PROBLEM
Omit all pictures. Copy the rest of the material exactly.
BEGIN DATA ROWS
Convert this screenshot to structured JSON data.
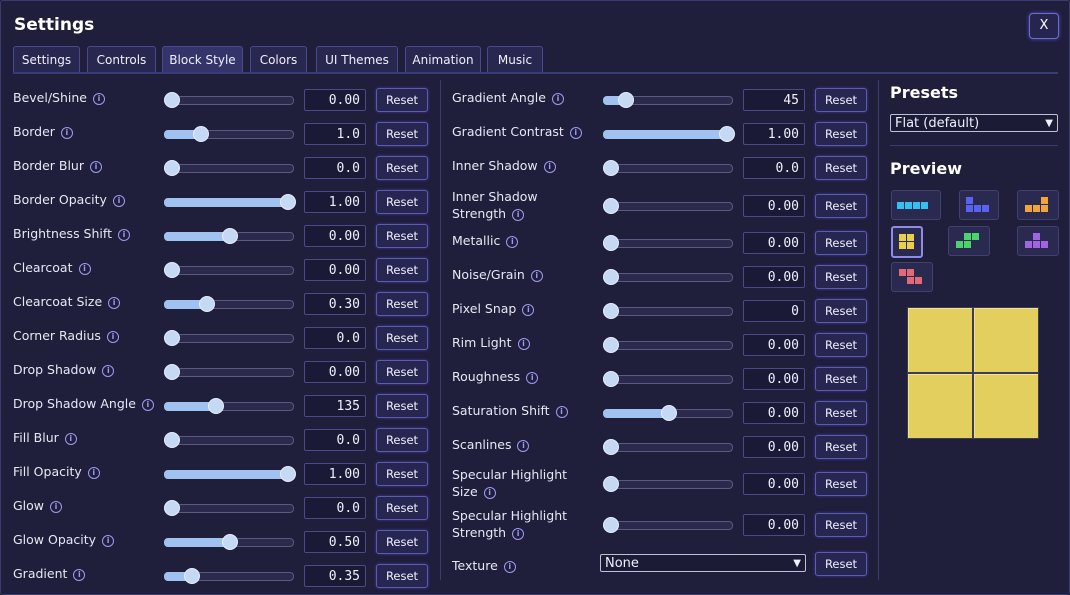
{
  "window": {
    "title": "Settings",
    "close_label": "X"
  },
  "tabs": [
    {
      "label": "Settings"
    },
    {
      "label": "Controls"
    },
    {
      "label": "Block Style",
      "active": true
    },
    {
      "label": "Colors"
    },
    {
      "label": "UI Themes"
    },
    {
      "label": "Animation"
    },
    {
      "label": "Music"
    }
  ],
  "reset_label": "Reset",
  "info_glyph": "i",
  "left_settings": [
    {
      "label": "Bevel/Shine",
      "value": "0.00",
      "level": 0
    },
    {
      "label": "Border",
      "value": "1.0",
      "level": 0.25
    },
    {
      "label": "Border Blur",
      "value": "0.0",
      "level": 0
    },
    {
      "label": "Border Opacity",
      "value": "1.00",
      "level": 1
    },
    {
      "label": "Brightness Shift",
      "value": "0.00",
      "level": 0.5
    },
    {
      "label": "Clearcoat",
      "value": "0.00",
      "level": 0
    },
    {
      "label": "Clearcoat Size",
      "value": "0.30",
      "level": 0.3
    },
    {
      "label": "Corner Radius",
      "value": "0.0",
      "level": 0
    },
    {
      "label": "Drop Shadow",
      "value": "0.00",
      "level": 0
    },
    {
      "label": "Drop Shadow Angle",
      "value": "135",
      "level": 0.375
    },
    {
      "label": "Fill Blur",
      "value": "0.0",
      "level": 0
    },
    {
      "label": "Fill Opacity",
      "value": "1.00",
      "level": 1
    },
    {
      "label": "Glow",
      "value": "0.0",
      "level": 0
    },
    {
      "label": "Glow Opacity",
      "value": "0.50",
      "level": 0.5
    },
    {
      "label": "Gradient",
      "value": "0.35",
      "level": 0.17
    }
  ],
  "right_settings": [
    {
      "label": "Gradient Angle",
      "value": "45",
      "level": 0.125
    },
    {
      "label": "Gradient Contrast",
      "value": "1.00",
      "level": 1
    },
    {
      "label": "Inner Shadow",
      "value": "0.0",
      "level": 0
    },
    {
      "label": "Inner Shadow Strength",
      "label_line1": "Inner Shadow",
      "label_line2": "Strength",
      "value": "0.00",
      "level": 0
    },
    {
      "label": "Metallic",
      "value": "0.00",
      "level": 0
    },
    {
      "label": "Noise/Grain",
      "value": "0.00",
      "level": 0
    },
    {
      "label": "Pixel Snap",
      "value": "0",
      "level": 0
    },
    {
      "label": "Rim Light",
      "value": "0.00",
      "level": 0
    },
    {
      "label": "Roughness",
      "value": "0.00",
      "level": 0
    },
    {
      "label": "Saturation Shift",
      "value": "0.00",
      "level": 0.5
    },
    {
      "label": "Scanlines",
      "value": "0.00",
      "level": 0
    },
    {
      "label": "Specular Highlight Size",
      "label_line1": "Specular Highlight",
      "label_line2": "Size",
      "value": "0.00",
      "level": 0
    },
    {
      "label": "Specular Highlight Strength",
      "label_line1": "Specular Highlight",
      "label_line2": "Strength",
      "value": "0.00",
      "level": 0
    }
  ],
  "texture": {
    "label": "Texture",
    "value": "None"
  },
  "presets": {
    "heading": "Presets",
    "selected": "Flat (default)"
  },
  "preview": {
    "heading": "Preview"
  },
  "colors": {
    "accent": "#9fc2f0",
    "piece_i": "#35c1f0",
    "piece_j": "#5a63f0",
    "piece_l": "#f0a43c",
    "piece_o": "#e8d04a",
    "piece_s": "#4cd26a",
    "piece_t": "#a066e0",
    "piece_z": "#e06a78"
  }
}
END DATA ROWS
WRITTEN ANSWER
Convert this screenshot to structured JSON data.
{
  "window": {
    "title": "Settings",
    "close_label": "X"
  },
  "tabs": [
    {
      "label": "Settings"
    },
    {
      "label": "Controls"
    },
    {
      "label": "Block Style",
      "active": true
    },
    {
      "label": "Colors"
    },
    {
      "label": "UI Themes"
    },
    {
      "label": "Animation"
    },
    {
      "label": "Music"
    }
  ],
  "reset_label": "Reset",
  "info_glyph": "i",
  "left_settings": [
    {
      "label": "Bevel/Shine",
      "value": "0.00",
      "level": 0
    },
    {
      "label": "Border",
      "value": "1.0",
      "level": 0.25
    },
    {
      "label": "Border Blur",
      "value": "0.0",
      "level": 0
    },
    {
      "label": "Border Opacity",
      "value": "1.00",
      "level": 1
    },
    {
      "label": "Brightness Shift",
      "value": "0.00",
      "level": 0.5
    },
    {
      "label": "Clearcoat",
      "value": "0.00",
      "level": 0
    },
    {
      "label": "Clearcoat Size",
      "value": "0.30",
      "level": 0.3
    },
    {
      "label": "Corner Radius",
      "value": "0.0",
      "level": 0
    },
    {
      "label": "Drop Shadow",
      "value": "0.00",
      "level": 0
    },
    {
      "label": "Drop Shadow Angle",
      "value": "135",
      "level": 0.375
    },
    {
      "label": "Fill Blur",
      "value": "0.0",
      "level": 0
    },
    {
      "label": "Fill Opacity",
      "value": "1.00",
      "level": 1
    },
    {
      "label": "Glow",
      "value": "0.0",
      "level": 0
    },
    {
      "label": "Glow Opacity",
      "value": "0.50",
      "level": 0.5
    },
    {
      "label": "Gradient",
      "value": "0.35",
      "level": 0.17
    }
  ],
  "right_settings": [
    {
      "label": "Gradient Angle",
      "value": "45",
      "level": 0.125
    },
    {
      "label": "Gradient Contrast",
      "value": "1.00",
      "level": 1
    },
    {
      "label": "Inner Shadow",
      "value": "0.0",
      "level": 0
    },
    {
      "label": "Inner Shadow Strength",
      "label_line1": "Inner Shadow",
      "label_line2": "Strength",
      "value": "0.00",
      "level": 0
    },
    {
      "label": "Metallic",
      "value": "0.00",
      "level": 0
    },
    {
      "label": "Noise/Grain",
      "value": "0.00",
      "level": 0
    },
    {
      "label": "Pixel Snap",
      "value": "0",
      "level": 0
    },
    {
      "label": "Rim Light",
      "value": "0.00",
      "level": 0
    },
    {
      "label": "Roughness",
      "value": "0.00",
      "level": 0
    },
    {
      "label": "Saturation Shift",
      "value": "0.00",
      "level": 0.5
    },
    {
      "label": "Scanlines",
      "value": "0.00",
      "level": 0
    },
    {
      "label": "Specular Highlight Size",
      "label_line1": "Specular Highlight",
      "label_line2": "Size",
      "value": "0.00",
      "level": 0
    },
    {
      "label": "Specular Highlight Strength",
      "label_line1": "Specular Highlight",
      "label_line2": "Strength",
      "value": "0.00",
      "level": 0
    }
  ],
  "texture": {
    "label": "Texture",
    "value": "None"
  },
  "presets": {
    "heading": "Presets",
    "selected": "Flat (default)"
  },
  "preview": {
    "heading": "Preview"
  },
  "colors": {
    "accent": "#9fc2f0",
    "piece_i": "#35c1f0",
    "piece_j": "#5a63f0",
    "piece_l": "#f0a43c",
    "piece_o": "#e8d04a",
    "piece_s": "#4cd26a",
    "piece_t": "#a066e0",
    "piece_z": "#e06a78"
  }
}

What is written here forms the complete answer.